[Dataset items]

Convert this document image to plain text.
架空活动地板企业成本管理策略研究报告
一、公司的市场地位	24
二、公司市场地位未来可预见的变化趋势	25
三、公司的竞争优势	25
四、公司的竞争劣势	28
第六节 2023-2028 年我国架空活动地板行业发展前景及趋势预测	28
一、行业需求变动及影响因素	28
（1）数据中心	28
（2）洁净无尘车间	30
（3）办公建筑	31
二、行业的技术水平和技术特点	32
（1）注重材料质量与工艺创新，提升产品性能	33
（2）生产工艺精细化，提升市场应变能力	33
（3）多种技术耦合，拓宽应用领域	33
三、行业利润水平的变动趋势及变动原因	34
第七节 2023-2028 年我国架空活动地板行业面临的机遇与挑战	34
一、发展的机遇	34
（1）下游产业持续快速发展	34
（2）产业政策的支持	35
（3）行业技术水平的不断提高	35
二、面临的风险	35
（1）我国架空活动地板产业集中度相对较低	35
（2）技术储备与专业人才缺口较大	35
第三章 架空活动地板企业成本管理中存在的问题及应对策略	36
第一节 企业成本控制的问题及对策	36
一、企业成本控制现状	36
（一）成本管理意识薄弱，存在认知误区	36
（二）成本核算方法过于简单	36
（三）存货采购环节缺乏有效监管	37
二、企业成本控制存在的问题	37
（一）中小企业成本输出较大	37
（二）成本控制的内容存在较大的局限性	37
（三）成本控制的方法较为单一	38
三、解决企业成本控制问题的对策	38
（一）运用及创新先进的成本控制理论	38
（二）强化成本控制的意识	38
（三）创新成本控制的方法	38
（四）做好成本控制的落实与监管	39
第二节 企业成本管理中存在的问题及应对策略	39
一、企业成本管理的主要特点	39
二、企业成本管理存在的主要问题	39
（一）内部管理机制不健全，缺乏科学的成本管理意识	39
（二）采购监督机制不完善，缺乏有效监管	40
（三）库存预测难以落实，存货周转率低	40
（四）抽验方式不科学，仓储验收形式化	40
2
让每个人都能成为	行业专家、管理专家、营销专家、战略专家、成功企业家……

| STATED PROBLEM |
Please repeat the material above, word for word and in full.

| SOLUTION TO THIS PROBLEM |
Convert this document image to plain text.
架空活动地板企业成本管理策略研究报告
一、公司的市场地位	24
二、公司市场地位未来可预见的变化趋势	25
三、公司的竞争优势	25
四、公司的竞争劣势	28
第六节 2023-2028 年我国架空活动地板行业发展前景及趋势预测	28
一、行业需求变动及影响因素	28
（1）数据中心	28
（2）洁净无尘车间	30
（3）办公建筑	31
二、行业的技术水平和技术特点	32
（1）注重材料质量与工艺创新，提升产品性能	33
（2）生产工艺精细化，提升市场应变能力	33
（3）多种技术耦合，拓宽应用领域	33
三、行业利润水平的变动趋势及变动原因	34
第七节 2023-2028 年我国架空活动地板行业面临的机遇与挑战	34
一、发展的机遇	34
（1）下游产业持续快速发展	34
（2）产业政策的支持	35
（3）行业技术水平的不断提高	35
二、面临的风险	35
（1）我国架空活动地板产业集中度相对较低	35
（2）技术储备与专业人才缺口较大	35
第三章 架空活动地板企业成本管理中存在的问题及应对策略	36
第一节 企业成本控制的问题及对策	36
一、企业成本控制现状	36
（一）成本管理意识薄弱，存在认知误区	36
（二）成本核算方法过于简单	36
（三）存货采购环节缺乏有效监管	37
二、企业成本控制存在的问题	37
（一）中小企业成本输出较大	37
（二）成本控制的内容存在较大的局限性	37
（三）成本控制的方法较为单一	38
三、解决企业成本控制问题的对策	38
（一）运用及创新先进的成本控制理论	38
（二）强化成本控制的意识	38
（三）创新成本控制的方法	38
（四）做好成本控制的落实与监管	39
第二节 企业成本管理中存在的问题及应对策略	39
一、企业成本管理的主要特点	39
二、企业成本管理存在的主要问题	39
（一）内部管理机制不健全，缺乏科学的成本管理意识	39
（二）采购监督机制不完善，缺乏有效监管	40
（三）库存预测难以落实，存货周转率低	40
（四）抽验方式不科学，仓储验收形式化	40
2
让每个人都能成为	行业专家、管理专家、营销专家、战略专家、成功企业家……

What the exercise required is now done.